[begin Stored records]
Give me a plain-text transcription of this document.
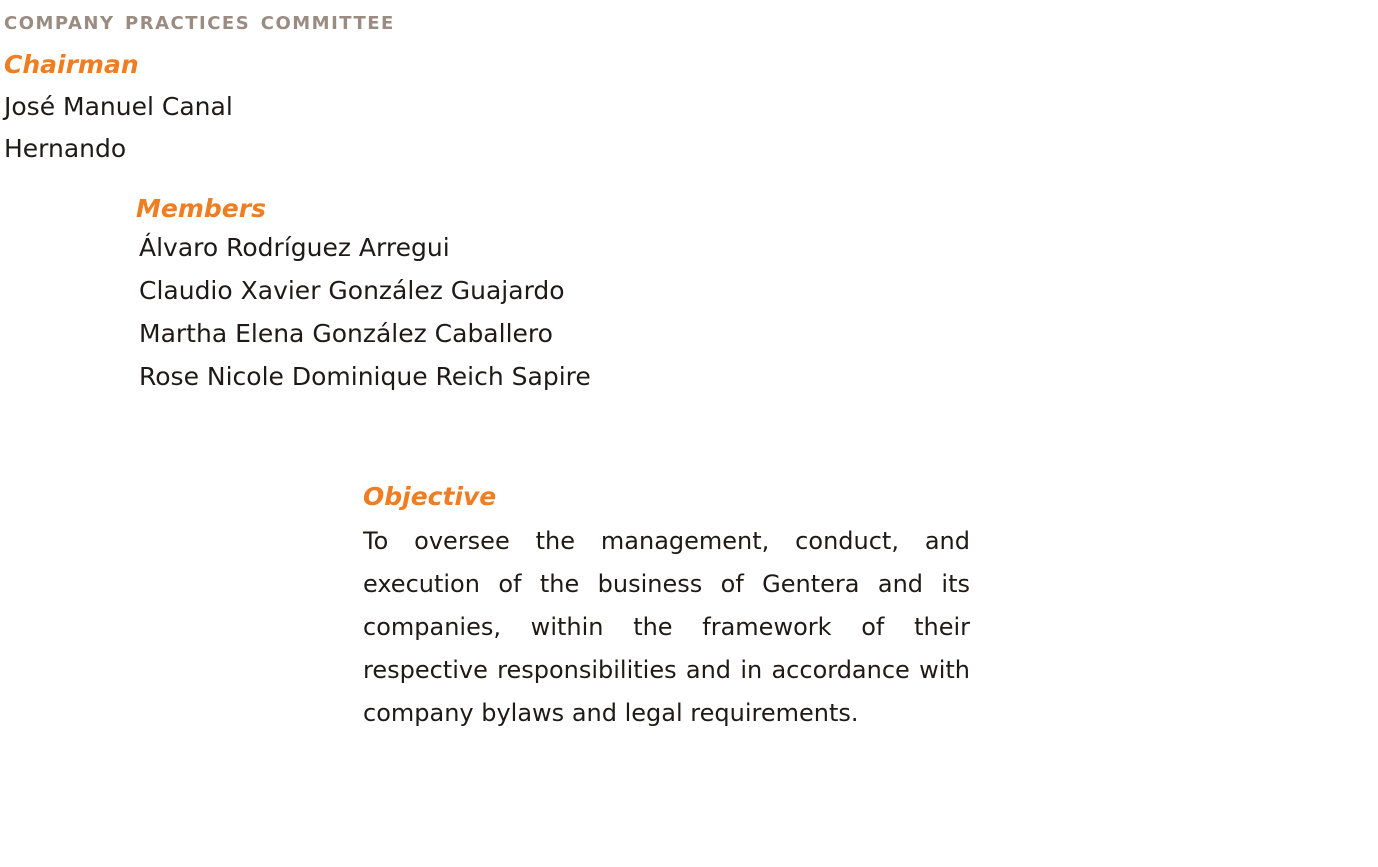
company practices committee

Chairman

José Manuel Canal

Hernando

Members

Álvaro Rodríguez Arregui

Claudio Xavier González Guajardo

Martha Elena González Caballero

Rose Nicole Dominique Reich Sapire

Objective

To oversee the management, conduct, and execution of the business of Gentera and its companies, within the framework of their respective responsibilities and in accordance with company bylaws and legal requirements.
[end Stored records]
• _Work instructions_:
Omit every picture, and otherwise quote the entries exactly.

• _The output_:
Give me a plain-text transcription of this document.
company practices committee

Chairman

José Manuel Canal

Hernando

Members

Álvaro Rodríguez Arregui

Claudio Xavier González Guajardo

Martha Elena González Caballero

Rose Nicole Dominique Reich Sapire

Objective

To oversee the management, conduct, and execution of the business of Gentera and its companies, within the framework of their respective responsibilities and in accordance with company bylaws and legal requirements.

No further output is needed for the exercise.